(Entries taken from a collection)
--- BEGIN ---

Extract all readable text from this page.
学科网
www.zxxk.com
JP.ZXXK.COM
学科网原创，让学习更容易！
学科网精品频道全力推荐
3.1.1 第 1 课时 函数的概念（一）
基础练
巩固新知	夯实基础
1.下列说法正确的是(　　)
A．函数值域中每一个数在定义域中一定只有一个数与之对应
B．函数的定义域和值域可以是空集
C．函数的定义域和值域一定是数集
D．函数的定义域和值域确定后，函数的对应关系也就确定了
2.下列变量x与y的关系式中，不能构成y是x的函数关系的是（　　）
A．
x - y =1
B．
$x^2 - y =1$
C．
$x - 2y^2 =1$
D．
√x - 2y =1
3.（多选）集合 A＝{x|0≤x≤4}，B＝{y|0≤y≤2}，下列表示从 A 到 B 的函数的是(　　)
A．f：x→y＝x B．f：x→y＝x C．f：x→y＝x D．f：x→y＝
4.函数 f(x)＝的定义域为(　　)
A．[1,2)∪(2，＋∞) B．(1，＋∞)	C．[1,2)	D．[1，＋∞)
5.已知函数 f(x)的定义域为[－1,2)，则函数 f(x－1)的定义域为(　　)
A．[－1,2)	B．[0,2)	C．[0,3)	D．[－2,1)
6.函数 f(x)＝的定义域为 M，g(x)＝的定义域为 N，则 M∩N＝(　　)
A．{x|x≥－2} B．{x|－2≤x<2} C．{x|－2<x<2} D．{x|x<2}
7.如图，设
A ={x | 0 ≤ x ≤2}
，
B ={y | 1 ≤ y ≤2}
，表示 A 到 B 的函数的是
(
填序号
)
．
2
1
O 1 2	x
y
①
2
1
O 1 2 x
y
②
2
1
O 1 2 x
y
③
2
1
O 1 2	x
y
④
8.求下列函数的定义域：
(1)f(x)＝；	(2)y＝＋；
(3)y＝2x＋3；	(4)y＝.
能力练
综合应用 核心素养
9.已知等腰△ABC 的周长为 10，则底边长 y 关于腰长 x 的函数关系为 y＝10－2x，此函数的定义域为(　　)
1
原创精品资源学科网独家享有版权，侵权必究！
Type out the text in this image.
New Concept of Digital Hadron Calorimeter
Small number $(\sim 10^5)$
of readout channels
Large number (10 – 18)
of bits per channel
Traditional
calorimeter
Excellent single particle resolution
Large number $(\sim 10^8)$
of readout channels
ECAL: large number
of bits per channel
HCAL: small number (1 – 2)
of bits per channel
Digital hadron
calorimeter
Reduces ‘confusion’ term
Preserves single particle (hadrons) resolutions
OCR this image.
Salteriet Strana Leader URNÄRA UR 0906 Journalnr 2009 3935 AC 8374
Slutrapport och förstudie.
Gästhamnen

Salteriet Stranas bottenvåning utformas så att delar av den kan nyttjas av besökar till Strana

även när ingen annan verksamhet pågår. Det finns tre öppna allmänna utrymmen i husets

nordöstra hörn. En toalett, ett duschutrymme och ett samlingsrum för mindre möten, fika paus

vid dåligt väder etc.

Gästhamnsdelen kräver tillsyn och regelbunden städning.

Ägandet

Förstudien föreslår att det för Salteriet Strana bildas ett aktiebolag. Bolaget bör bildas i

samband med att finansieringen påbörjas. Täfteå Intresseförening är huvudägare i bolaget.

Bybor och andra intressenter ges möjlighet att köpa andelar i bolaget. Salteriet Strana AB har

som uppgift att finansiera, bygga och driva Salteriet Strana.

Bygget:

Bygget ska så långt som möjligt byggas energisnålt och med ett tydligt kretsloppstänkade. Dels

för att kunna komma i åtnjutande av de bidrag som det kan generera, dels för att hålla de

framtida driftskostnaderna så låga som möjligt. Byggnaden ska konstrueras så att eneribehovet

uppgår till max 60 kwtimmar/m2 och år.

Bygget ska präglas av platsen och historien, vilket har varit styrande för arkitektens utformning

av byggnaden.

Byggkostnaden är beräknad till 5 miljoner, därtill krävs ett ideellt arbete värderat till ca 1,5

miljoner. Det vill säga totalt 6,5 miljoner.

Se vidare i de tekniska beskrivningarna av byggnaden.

--- END ---

From the entries above, select each line containing the string "text".

- _Written response_:
Extract all readable text from this page.
Type out the text in this image.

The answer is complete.